[Start of Supplied material]

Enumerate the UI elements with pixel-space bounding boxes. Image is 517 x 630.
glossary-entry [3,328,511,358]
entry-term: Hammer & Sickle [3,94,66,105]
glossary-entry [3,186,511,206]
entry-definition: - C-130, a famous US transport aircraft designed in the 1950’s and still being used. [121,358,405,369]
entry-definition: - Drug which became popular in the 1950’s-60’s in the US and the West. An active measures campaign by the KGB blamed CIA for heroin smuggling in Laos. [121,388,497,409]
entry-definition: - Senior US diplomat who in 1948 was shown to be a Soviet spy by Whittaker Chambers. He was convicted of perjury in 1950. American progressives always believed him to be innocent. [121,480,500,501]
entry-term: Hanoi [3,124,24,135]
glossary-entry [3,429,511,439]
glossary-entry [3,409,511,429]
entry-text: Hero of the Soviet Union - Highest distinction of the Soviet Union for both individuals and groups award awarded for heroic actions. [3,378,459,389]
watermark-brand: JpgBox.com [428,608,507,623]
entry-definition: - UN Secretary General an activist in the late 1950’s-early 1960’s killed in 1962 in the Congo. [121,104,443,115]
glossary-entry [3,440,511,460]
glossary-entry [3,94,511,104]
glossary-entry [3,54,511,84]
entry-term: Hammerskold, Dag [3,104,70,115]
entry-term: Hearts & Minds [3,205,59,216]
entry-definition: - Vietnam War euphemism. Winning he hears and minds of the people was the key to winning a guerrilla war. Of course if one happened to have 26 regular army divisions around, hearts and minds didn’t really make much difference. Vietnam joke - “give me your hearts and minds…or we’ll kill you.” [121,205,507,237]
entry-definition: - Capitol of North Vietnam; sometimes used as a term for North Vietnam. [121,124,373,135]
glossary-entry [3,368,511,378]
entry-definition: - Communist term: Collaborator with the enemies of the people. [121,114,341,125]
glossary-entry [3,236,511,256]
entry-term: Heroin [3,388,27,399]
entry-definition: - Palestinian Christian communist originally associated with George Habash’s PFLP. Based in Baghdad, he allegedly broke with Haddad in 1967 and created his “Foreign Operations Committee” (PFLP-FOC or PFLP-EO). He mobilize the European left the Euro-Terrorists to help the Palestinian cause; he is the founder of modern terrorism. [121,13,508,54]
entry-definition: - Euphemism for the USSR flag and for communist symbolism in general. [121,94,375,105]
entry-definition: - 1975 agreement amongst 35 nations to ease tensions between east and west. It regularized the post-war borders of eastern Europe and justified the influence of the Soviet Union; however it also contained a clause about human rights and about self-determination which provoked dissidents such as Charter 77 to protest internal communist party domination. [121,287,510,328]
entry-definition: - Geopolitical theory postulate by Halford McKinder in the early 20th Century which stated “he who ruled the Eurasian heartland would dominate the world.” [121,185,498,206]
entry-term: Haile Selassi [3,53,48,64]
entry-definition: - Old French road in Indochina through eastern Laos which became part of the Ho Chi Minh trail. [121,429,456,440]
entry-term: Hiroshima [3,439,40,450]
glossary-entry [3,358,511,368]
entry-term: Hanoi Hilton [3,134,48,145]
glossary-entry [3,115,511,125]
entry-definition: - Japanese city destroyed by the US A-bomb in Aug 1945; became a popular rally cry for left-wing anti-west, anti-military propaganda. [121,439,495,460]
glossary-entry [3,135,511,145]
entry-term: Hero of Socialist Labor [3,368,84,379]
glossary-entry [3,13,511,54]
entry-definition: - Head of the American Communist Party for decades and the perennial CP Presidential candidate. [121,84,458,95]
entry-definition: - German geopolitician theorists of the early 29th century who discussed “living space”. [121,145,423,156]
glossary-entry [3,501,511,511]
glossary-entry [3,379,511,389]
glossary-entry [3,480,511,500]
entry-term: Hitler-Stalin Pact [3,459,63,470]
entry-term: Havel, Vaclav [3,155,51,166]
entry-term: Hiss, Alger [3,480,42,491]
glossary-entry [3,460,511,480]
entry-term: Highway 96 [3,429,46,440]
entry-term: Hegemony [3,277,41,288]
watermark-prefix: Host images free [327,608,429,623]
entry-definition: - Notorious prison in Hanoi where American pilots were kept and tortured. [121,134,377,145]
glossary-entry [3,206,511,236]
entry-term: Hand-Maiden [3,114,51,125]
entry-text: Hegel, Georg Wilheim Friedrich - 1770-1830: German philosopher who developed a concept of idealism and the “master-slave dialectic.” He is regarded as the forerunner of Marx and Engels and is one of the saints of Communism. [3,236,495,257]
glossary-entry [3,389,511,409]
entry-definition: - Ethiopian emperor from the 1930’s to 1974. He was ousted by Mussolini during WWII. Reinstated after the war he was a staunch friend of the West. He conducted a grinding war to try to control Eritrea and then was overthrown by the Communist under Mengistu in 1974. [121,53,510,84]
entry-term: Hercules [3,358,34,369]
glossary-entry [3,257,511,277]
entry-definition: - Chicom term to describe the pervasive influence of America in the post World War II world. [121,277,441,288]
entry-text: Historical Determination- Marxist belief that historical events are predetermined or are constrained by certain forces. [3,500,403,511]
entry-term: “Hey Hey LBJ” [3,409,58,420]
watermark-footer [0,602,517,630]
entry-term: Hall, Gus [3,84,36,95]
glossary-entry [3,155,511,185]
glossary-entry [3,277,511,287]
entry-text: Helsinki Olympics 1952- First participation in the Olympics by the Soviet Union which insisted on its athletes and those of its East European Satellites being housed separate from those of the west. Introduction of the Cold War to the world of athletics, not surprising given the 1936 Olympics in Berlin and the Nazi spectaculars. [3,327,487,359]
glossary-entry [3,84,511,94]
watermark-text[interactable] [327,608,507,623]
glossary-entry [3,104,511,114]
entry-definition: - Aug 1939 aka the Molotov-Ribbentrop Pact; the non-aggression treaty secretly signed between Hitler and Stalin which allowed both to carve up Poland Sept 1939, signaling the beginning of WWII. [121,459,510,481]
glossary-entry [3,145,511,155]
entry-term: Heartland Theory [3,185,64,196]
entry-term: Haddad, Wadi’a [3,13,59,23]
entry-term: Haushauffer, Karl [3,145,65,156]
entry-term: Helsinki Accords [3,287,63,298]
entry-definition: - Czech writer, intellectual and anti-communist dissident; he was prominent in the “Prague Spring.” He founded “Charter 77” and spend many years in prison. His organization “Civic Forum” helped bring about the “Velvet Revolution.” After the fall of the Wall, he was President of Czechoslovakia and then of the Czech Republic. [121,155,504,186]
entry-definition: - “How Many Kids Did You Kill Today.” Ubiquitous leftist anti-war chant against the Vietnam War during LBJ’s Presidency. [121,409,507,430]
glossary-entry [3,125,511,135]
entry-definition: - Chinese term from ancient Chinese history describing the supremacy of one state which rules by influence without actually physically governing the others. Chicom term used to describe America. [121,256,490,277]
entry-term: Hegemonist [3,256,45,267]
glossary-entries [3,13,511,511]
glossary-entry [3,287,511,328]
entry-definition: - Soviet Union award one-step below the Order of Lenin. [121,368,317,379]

[End of Supplied material]

## Problem to solve
Reproduce the listing, swapping every "entry-definition" for "entry-description" and leaving all other text untouched.

## Right answer
Enumerate the UI elements with pixel-space bounding boxes. Image is 517 x 630.
glossary-entry [3,328,511,358]
entry-term: Hammer & Sickle [3,94,66,105]
glossary-entry [3,186,511,206]
entry-description: - C-130, a famous US transport aircraft designed in the 1950’s and still being used. [121,358,405,369]
entry-description: - Drug which became popular in the 1950’s-60’s in the US and the West. An active measures campaign by the KGB blamed CIA for heroin smuggling in Laos. [121,388,497,409]
entry-description: - Senior US diplomat who in 1948 was shown to be a Soviet spy by Whittaker Chambers. He was convicted of perjury in 1950. American progressives always believed him to be innocent. [121,480,500,501]
entry-term: Hanoi [3,124,24,135]
glossary-entry [3,429,511,439]
glossary-entry [3,409,511,429]
entry-text: Hero of the Soviet Union - Highest distinction of the Soviet Union for both individuals and groups award awarded for heroic actions. [3,378,459,389]
watermark-brand: JpgBox.com [428,608,507,623]
entry-description: - UN Secretary General an activist in the late 1950’s-early 1960’s killed in 1962 in the Congo. [121,104,443,115]
glossary-entry [3,440,511,460]
glossary-entry [3,94,511,104]
glossary-entry [3,54,511,84]
entry-term: Hammerskold, Dag [3,104,70,115]
entry-term: Hearts & Minds [3,205,59,216]
entry-description: - Vietnam War euphemism. Winning he hears and minds of the people was the key to winning a guerrilla war. Of course if one happened to have 26 regular army divisions around, hearts and minds didn’t really make much difference. Vietnam joke - “give me your hearts and minds…or we’ll kill you.” [121,205,507,237]
entry-description: - Capitol of North Vietnam; sometimes used as a term for North Vietnam. [121,124,373,135]
glossary-entry [3,368,511,378]
entry-description: - Communist term: Collaborator with the enemies of the people. [121,114,341,125]
glossary-entry [3,236,511,256]
entry-term: Heroin [3,388,27,399]
entry-description: - Palestinian Christian communist originally associated with George Habash’s PFLP. Based in Baghdad, he allegedly broke with Haddad in 1967 and created his “Foreign Operations Committee” (PFLP-FOC or PFLP-EO). He mobilize the European left the Euro-Terrorists to help the Palestinian cause; he is the founder of modern terrorism. [121,13,508,54]
entry-description: - Euphemism for the USSR flag and for communist symbolism in general. [121,94,375,105]
entry-description: - 1975 agreement amongst 35 nations to ease tensions between east and west. It regularized the post-war borders of eastern Europe and justified the influence of the Soviet Union; however it also contained a clause about human rights and about self-determination which provoked dissidents such as Charter 77 to protest internal communist party domination. [121,287,510,328]
entry-description: - Geopolitical theory postulate by Halford McKinder in the early 20th Century which stated “he who ruled the Eurasian heartland would dominate the world.” [121,185,498,206]
entry-term: Haile Selassi [3,53,48,64]
entry-description: - Old French road in Indochina through eastern Laos which became part of the Ho Chi Minh trail. [121,429,456,440]
entry-term: Hiroshima [3,439,40,450]
glossary-entry [3,358,511,368]
entry-term: Hanoi Hilton [3,134,48,145]
glossary-entry [3,115,511,125]
entry-description: - Japanese city destroyed by the US A-bomb in Aug 1945; became a popular rally cry for left-wing anti-west, anti-military propaganda. [121,439,495,460]
glossary-entry [3,135,511,145]
entry-term: Hero of Socialist Labor [3,368,84,379]
glossary-entry [3,13,511,54]
entry-description: - Head of the American Communist Party for decades and the perennial CP Presidential candidate. [121,84,458,95]
entry-description: - German geopolitician theorists of the early 29th century who discussed “living space”. [121,145,423,156]
glossary-entry [3,501,511,511]
glossary-entry [3,379,511,389]
glossary-entry [3,480,511,500]
entry-term: Hitler-Stalin Pact [3,459,63,470]
entry-term: Havel, Vaclav [3,155,51,166]
entry-term: Hiss, Alger [3,480,42,491]
glossary-entry [3,460,511,480]
entry-term: Highway 96 [3,429,46,440]
entry-term: Hegemony [3,277,41,288]
watermark-prefix: Host images free [327,608,429,623]
entry-description: - Notorious prison in Hanoi where American pilots were kept and tortured. [121,134,377,145]
glossary-entry [3,206,511,236]
entry-term: Hand-Maiden [3,114,51,125]
entry-text: Hegel, Georg Wilheim Friedrich - 1770-1830: German philosopher who developed a concept of idealism and the “master-slave dialectic.” He is regarded as the forerunner of Marx and Engels and is one of the saints of Communism. [3,236,495,257]
glossary-entry [3,389,511,409]
entry-description: - Ethiopian emperor from the 1930’s to 1974. He was ousted by Mussolini during WWII. Reinstated after the war he was a staunch friend of the West. He conducted a grinding war to try to control Eritrea and then was overthrown by the Communist under Mengistu in 1974. [121,53,510,84]
entry-term: Hercules [3,358,34,369]
glossary-entry [3,257,511,277]
entry-description: - Chicom term to describe the pervasive influence of America in the post World War II world. [121,277,441,288]
entry-text: Historical Determination- Marxist belief that historical events are predetermined or are constrained by certain forces. [3,500,403,511]
entry-term: “Hey Hey LBJ” [3,409,58,420]
watermark-footer [0,602,517,630]
entry-term: Hall, Gus [3,84,36,95]
glossary-entry [3,155,511,185]
glossary-entry [3,277,511,287]
entry-text: Helsinki Olympics 1952- First participation in the Olympics by the Soviet Union which insisted on its athletes and those of its East European Satellites being housed separate from those of the west. Introduction of the Cold War to the world of athletics, not surprising given the 1936 Olympics in Berlin and the Nazi spectaculars. [3,327,487,359]
glossary-entry [3,84,511,94]
watermark-text[interactable] [327,608,507,623]
glossary-entry [3,104,511,114]
entry-description: - Aug 1939 aka the Molotov-Ribbentrop Pact; the non-aggression treaty secretly signed between Hitler and Stalin which allowed both to carve up Poland Sept 1939, signaling the beginning of WWII. [121,459,510,481]
glossary-entry [3,145,511,155]
entry-term: Heartland Theory [3,185,64,196]
entry-term: Haddad, Wadi’a [3,13,59,23]
entry-term: Haushauffer, Karl [3,145,65,156]
entry-term: Helsinki Accords [3,287,63,298]
entry-description: - Czech writer, intellectual and anti-communist dissident; he was prominent in the “Prague Spring.” He founded “Charter 77” and spend many years in prison. His organization “Civic Forum” helped bring about the “Velvet Revolution.” After the fall of the Wall, he was President of Czechoslovakia and then of the Czech Republic. [121,155,504,186]
entry-description: - “How Many Kids Did You Kill Today.” Ubiquitous leftist anti-war chant against the Vietnam War during LBJ’s Presidency. [121,409,507,430]
glossary-entry [3,125,511,135]
entry-description: - Chinese term from ancient Chinese history describing the supremacy of one state which rules by influence without actually physically governing the others. Chicom term used to describe America. [121,256,490,277]
entry-term: Hegemonist [3,256,45,267]
glossary-entries [3,13,511,511]
glossary-entry [3,287,511,328]
entry-description: - Soviet Union award one-step below the Order of Lenin. [121,368,317,379]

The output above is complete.